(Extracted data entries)
★ ★ ★ ★

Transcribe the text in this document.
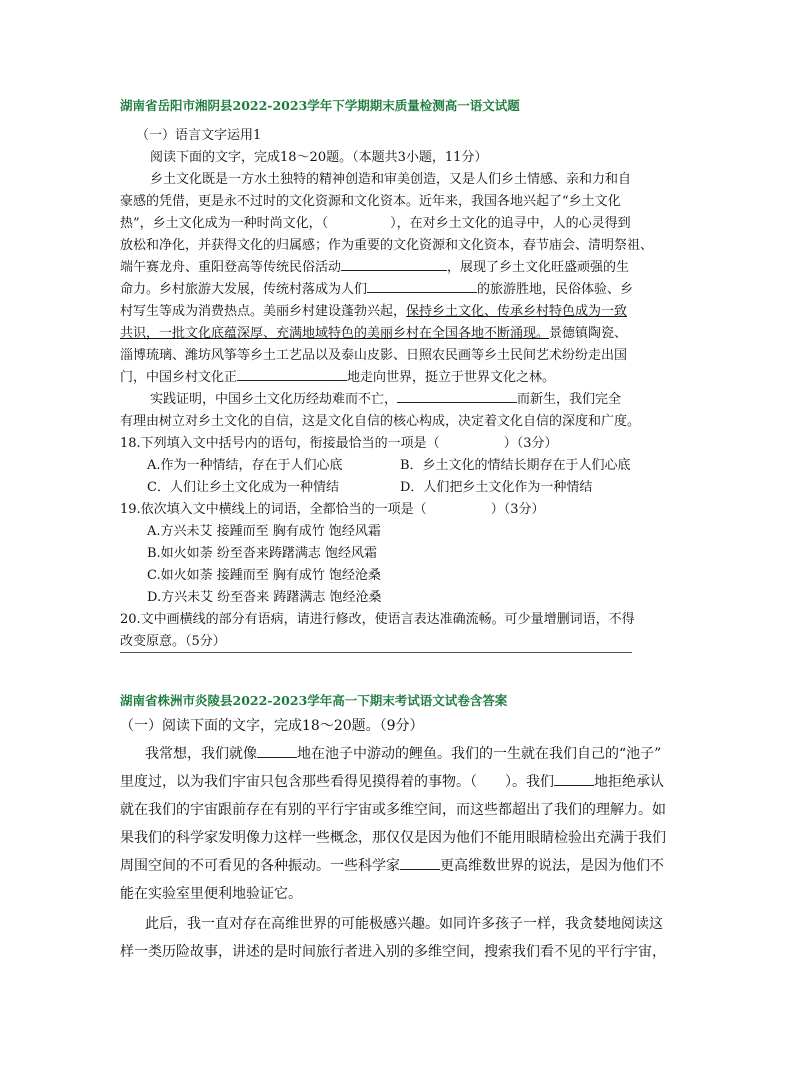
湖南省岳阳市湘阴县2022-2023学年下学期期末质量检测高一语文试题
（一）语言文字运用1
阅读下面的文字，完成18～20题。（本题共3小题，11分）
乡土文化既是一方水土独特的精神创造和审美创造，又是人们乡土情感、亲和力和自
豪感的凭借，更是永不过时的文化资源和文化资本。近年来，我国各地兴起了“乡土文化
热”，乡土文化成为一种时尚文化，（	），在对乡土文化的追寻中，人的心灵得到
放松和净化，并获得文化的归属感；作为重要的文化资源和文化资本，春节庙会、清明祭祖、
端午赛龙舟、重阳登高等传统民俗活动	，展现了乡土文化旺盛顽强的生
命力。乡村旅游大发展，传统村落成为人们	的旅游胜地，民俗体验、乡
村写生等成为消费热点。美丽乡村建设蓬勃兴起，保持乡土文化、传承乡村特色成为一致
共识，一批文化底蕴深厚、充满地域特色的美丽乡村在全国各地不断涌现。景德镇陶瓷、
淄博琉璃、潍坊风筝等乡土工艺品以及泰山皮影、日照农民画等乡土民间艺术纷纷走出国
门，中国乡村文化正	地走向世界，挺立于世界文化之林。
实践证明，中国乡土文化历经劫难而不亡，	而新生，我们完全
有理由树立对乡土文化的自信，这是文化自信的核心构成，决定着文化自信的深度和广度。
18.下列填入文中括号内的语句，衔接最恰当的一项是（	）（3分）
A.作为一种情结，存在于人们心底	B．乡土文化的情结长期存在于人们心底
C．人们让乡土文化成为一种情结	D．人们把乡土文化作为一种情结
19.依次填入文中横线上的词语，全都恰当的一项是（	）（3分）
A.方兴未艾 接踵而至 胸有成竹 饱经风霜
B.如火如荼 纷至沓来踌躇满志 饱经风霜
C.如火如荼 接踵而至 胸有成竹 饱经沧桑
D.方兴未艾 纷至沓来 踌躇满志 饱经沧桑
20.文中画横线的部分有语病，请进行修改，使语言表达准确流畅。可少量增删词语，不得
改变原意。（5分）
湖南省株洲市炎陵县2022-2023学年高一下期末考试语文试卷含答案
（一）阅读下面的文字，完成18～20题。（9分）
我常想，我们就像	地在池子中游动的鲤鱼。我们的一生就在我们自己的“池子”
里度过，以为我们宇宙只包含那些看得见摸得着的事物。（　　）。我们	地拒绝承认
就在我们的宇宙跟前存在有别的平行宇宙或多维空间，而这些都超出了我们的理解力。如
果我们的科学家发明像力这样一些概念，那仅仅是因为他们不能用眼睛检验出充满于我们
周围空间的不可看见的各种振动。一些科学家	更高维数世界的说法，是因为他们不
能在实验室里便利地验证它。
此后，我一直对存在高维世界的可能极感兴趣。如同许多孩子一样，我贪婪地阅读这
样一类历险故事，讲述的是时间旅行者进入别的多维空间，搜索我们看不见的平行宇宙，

★ ★ ★ ★

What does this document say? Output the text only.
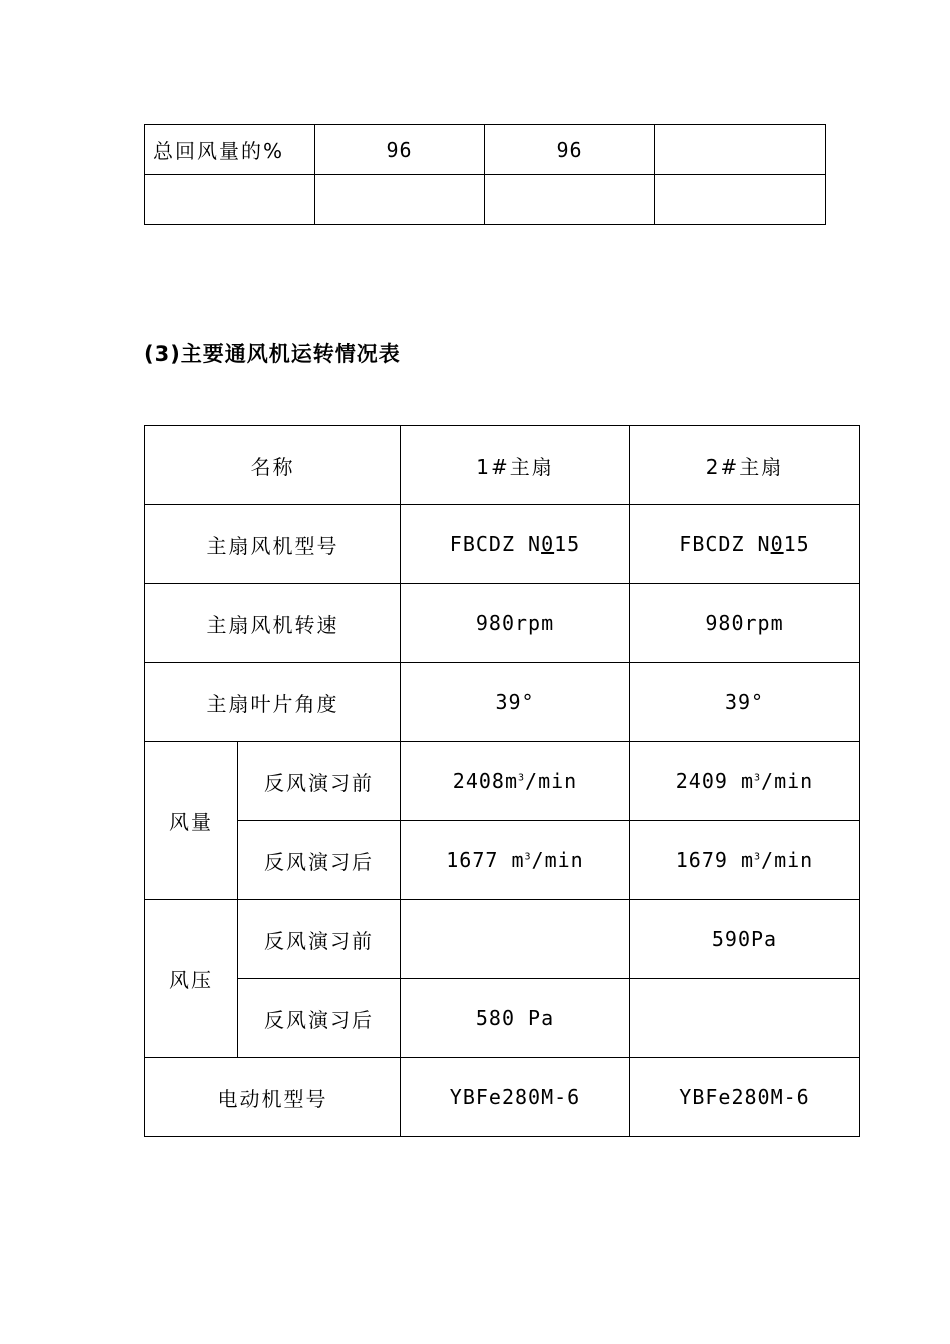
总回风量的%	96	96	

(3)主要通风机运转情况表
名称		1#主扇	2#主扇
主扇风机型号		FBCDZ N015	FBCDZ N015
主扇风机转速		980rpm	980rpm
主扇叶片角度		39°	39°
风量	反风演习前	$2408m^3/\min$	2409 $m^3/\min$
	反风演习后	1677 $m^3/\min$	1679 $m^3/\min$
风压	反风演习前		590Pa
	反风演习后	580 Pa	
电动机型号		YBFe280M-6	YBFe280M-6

★ ★ ★ ★

Gather each line that holds "接踵而至".

A.方兴未艾 接踵而至 胸有成竹 饱经风霜
C.如火如荼 接踵而至 胸有成竹 饱经沧桑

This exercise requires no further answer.